--- begin Source records ---

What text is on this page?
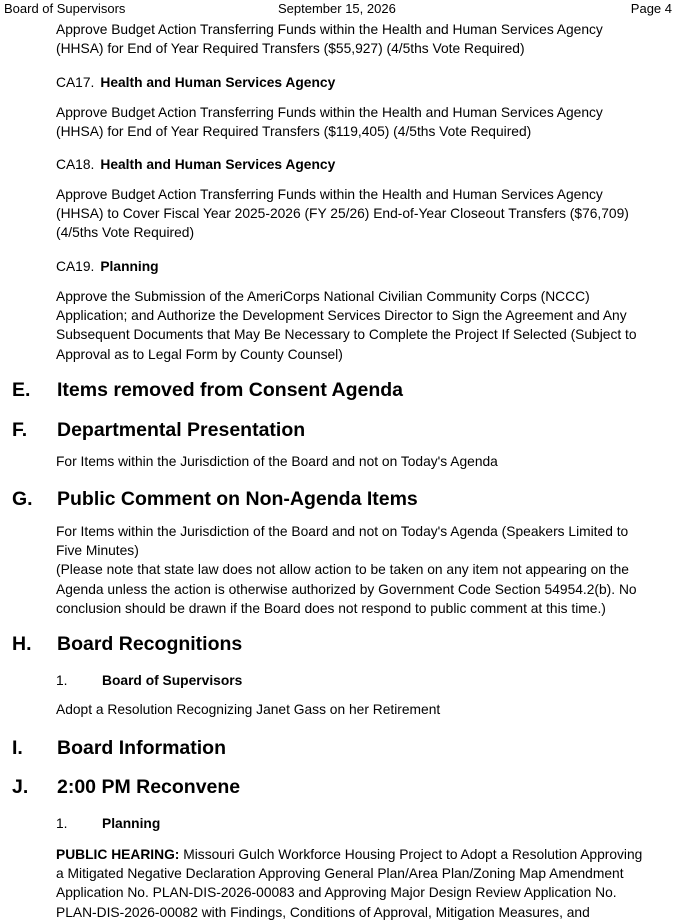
Board of Supervisors	September 15, 2026	Page 4
Approve Budget Action Transferring Funds within the Health and Human Services Agency
(HHSA) for End of Year Required Transfers ($55,927) (4/5ths Vote Required)
CA17. Health and Human Services Agency
Approve Budget Action Transferring Funds within the Health and Human Services Agency
(HHSA) for End of Year Required Transfers ($119,405) (4/5ths Vote Required)
CA18. Health and Human Services Agency
Approve Budget Action Transferring Funds within the Health and Human Services Agency
(HHSA) to Cover Fiscal Year 2025-2026 (FY 25/26) End-of-Year Closeout Transfers ($76,709)
(4/5ths Vote Required)
CA19. Planning
Approve the Submission of the AmeriCorps National Civilian Community Corps (NCCC)
Application; and Authorize the Development Services Director to Sign the Agreement and Any
Subsequent Documents that May Be Necessary to Complete the Project If Selected (Subject to
Approval as to Legal Form by County Counsel)
E. Items removed from Consent Agenda
F. Departmental Presentation
For Items within the Jurisdiction of the Board and not on Today's Agenda
G. Public Comment on Non-Agenda Items
For Items within the Jurisdiction of the Board and not on Today's Agenda (Speakers Limited to
Five Minutes)
(Please note that state law does not allow action to be taken on any item not appearing on the
Agenda unless the action is otherwise authorized by Government Code Section 54954.2(b). No
conclusion should be drawn if the Board does not respond to public comment at this time.)
H. Board Recognitions
1. Board of Supervisors
Adopt a Resolution Recognizing Janet Gass on her Retirement
I. Board Information
J. 2:00 PM Reconvene
1. Planning
PUBLIC HEARING: Missouri Gulch Workforce Housing Project to Adopt a Resolution Approving
a Mitigated Negative Declaration Approving General Plan/Area Plan/Zoning Map Amendment
Application No. PLAN-DIS-2026-00083 and Approving Major Design Review Application No.
PLAN-DIS-2026-00082 with Findings, Conditions of Approval, Mitigation Measures, and
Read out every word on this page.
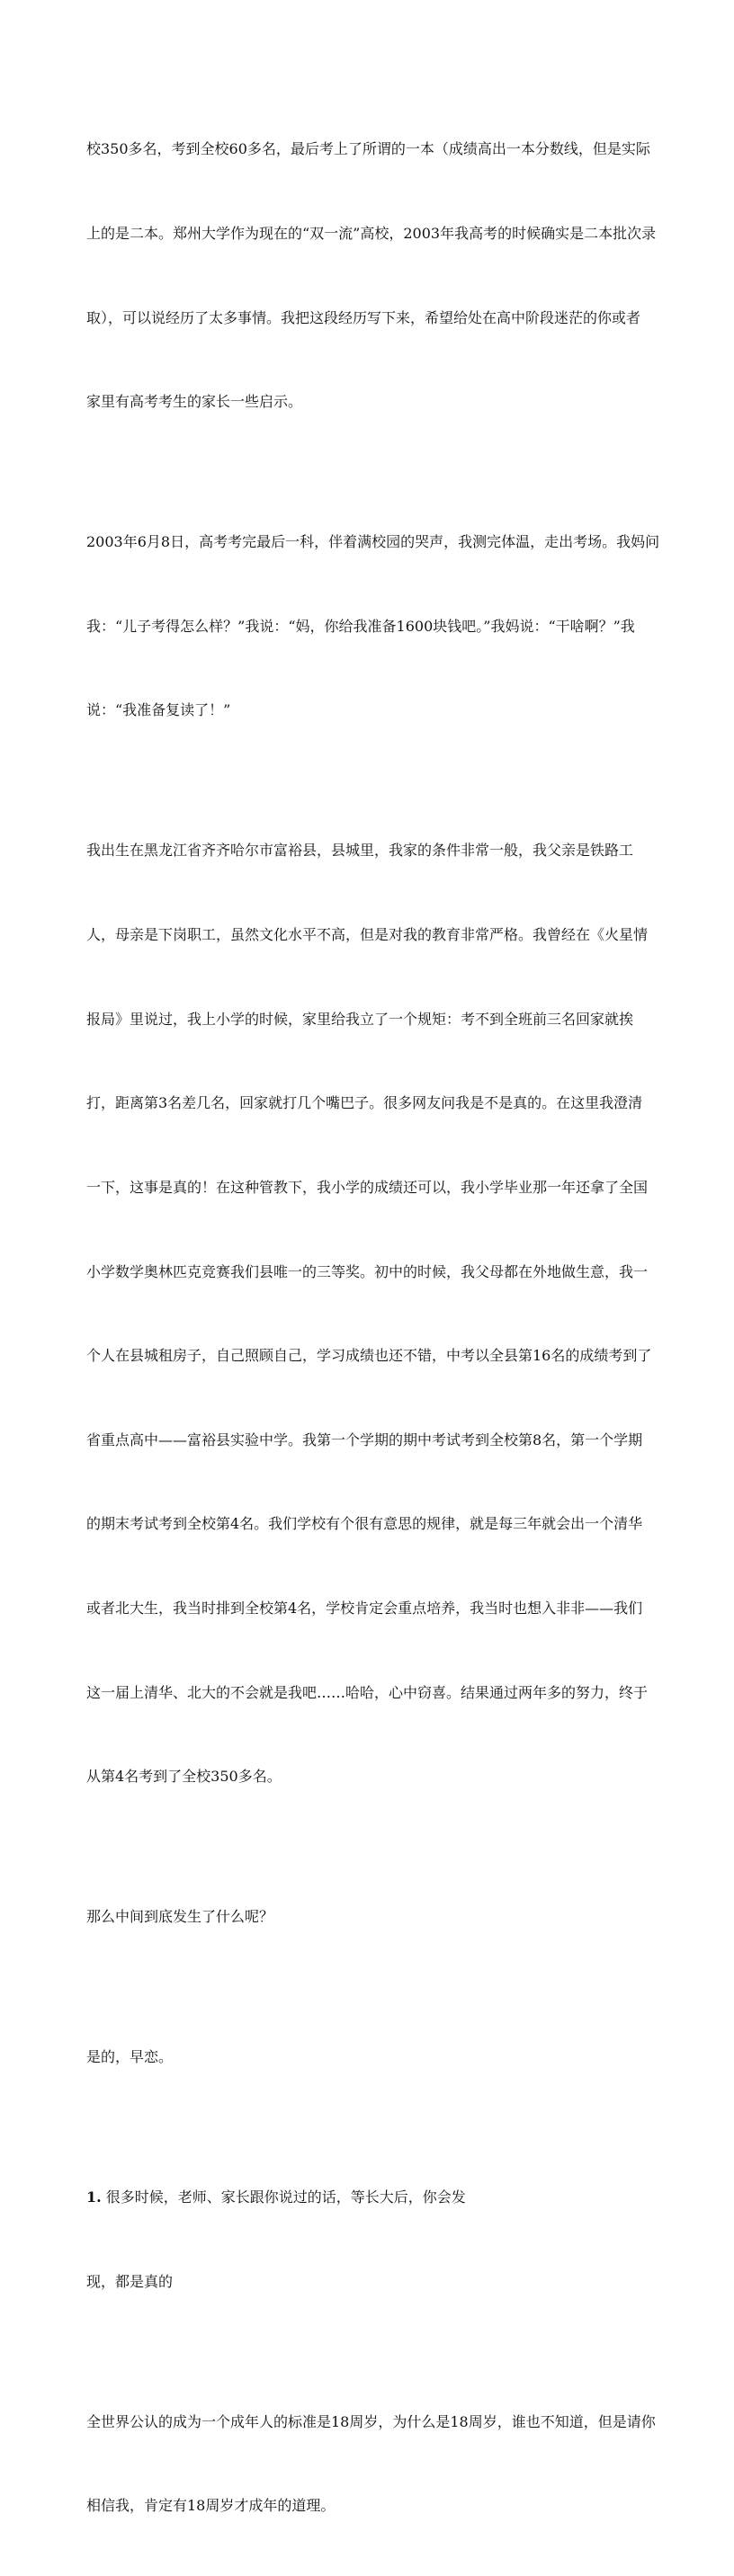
校350多名，考到全校60多名，最后考上了所谓的一本（成绩高出一本分数线，但是实际

上的是二本。郑州大学作为现在的“双一流”高校，2003年我高考的时候确实是二本批次录

取），可以说经历了太多事情。我把这段经历写下来，希望给处在高中阶段迷茫的你或者

家里有高考考生的家长一些启示。

2003年6月8日，高考考完最后一科，伴着满校园的哭声，我测完体温，走出考场。我妈问

我：“儿子考得怎么样？”我说：“妈，你给我准备1600块钱吧。”我妈说：“干啥啊？”我

说：“我准备复读了！”

我出生在黑龙江省齐齐哈尔市富裕县，县城里，我家的条件非常一般，我父亲是铁路工

人，母亲是下岗职工，虽然文化水平不高，但是对我的教育非常严格。我曾经在《火星情

报局》里说过，我上小学的时候，家里给我立了一个规矩：考不到全班前三名回家就挨

打，距离第3名差几名，回家就打几个嘴巴子。很多网友问我是不是真的。在这里我澄清

一下，这事是真的！在这种管教下，我小学的成绩还可以，我小学毕业那一年还拿了全国

小学数学奥林匹克竞赛我们县唯一的三等奖。初中的时候，我父母都在外地做生意，我一

个人在县城租房子，自己照顾自己，学习成绩也还不错，中考以全县第16名的成绩考到了

省重点高中——富裕县实验中学。我第一个学期的期中考试考到全校第8名，第一个学期

的期末考试考到全校第4名。我们学校有个很有意思的规律，就是每三年就会出一个清华

或者北大生，我当时排到全校第4名，学校肯定会重点培养，我当时也想入非非——我们

这一届上清华、北大的不会就是我吧……哈哈，心中窃喜。结果通过两年多的努力，终于

从第4名考到了全校350多名。

那么中间到底发生了什么呢？

是的，早恋。

1. 很多时候，老师、家长跟你说过的话，等长大后，你会发

现，都是真的

全世界公认的成为一个成年人的标准是18周岁，为什么是18周岁，谁也不知道，但是请你

相信我，肯定有18周岁才成年的道理。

--- end Source records ---

> _Brief_: Above are the records. Copy every line in them holding "Project".

> _Output of the exercise_:
Subsequent Documents that May Be Necessary to Complete the Project If Selected (Subject to
PUBLIC HEARING: Missouri Gulch Workforce Housing Project to Adopt a Resolution Approving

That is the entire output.